**WHAT TO WORK ON:**
Check every line of the entries for "this", and copy the lines that hold it.

(Extracted data entries)
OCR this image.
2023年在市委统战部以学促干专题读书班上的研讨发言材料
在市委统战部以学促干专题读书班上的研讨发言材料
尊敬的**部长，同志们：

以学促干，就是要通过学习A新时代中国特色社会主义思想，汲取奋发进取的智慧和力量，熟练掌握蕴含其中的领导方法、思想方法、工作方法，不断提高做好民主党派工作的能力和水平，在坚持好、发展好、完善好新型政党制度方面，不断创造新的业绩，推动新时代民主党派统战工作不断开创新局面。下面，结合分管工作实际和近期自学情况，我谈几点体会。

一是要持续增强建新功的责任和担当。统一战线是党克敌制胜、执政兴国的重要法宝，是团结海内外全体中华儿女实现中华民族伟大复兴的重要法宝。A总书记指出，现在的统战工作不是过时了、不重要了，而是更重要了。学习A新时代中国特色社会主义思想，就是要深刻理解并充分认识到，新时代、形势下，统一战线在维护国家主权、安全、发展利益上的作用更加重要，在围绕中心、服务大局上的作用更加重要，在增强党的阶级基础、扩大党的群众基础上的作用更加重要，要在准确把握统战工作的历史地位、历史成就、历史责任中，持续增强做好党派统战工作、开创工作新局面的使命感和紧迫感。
...
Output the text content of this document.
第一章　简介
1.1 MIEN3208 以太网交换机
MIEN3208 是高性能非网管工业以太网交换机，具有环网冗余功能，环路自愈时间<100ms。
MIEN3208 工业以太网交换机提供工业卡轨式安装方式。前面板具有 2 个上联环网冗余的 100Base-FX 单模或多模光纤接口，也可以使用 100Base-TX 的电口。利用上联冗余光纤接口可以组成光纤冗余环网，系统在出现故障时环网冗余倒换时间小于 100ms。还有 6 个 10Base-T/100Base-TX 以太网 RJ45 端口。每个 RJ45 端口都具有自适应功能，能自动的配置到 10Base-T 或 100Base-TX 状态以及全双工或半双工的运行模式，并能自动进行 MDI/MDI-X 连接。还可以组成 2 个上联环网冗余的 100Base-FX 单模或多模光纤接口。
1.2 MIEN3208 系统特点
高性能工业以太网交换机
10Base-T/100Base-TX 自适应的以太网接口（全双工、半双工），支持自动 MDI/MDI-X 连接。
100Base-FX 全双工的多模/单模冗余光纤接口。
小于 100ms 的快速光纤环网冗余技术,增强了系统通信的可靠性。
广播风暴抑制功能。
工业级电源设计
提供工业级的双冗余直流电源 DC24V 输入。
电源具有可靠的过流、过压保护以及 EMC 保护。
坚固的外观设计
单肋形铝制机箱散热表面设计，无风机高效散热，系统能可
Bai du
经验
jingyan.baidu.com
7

**EXERCISE RESPONSE:**
OCR this image.
Output the text content of this document.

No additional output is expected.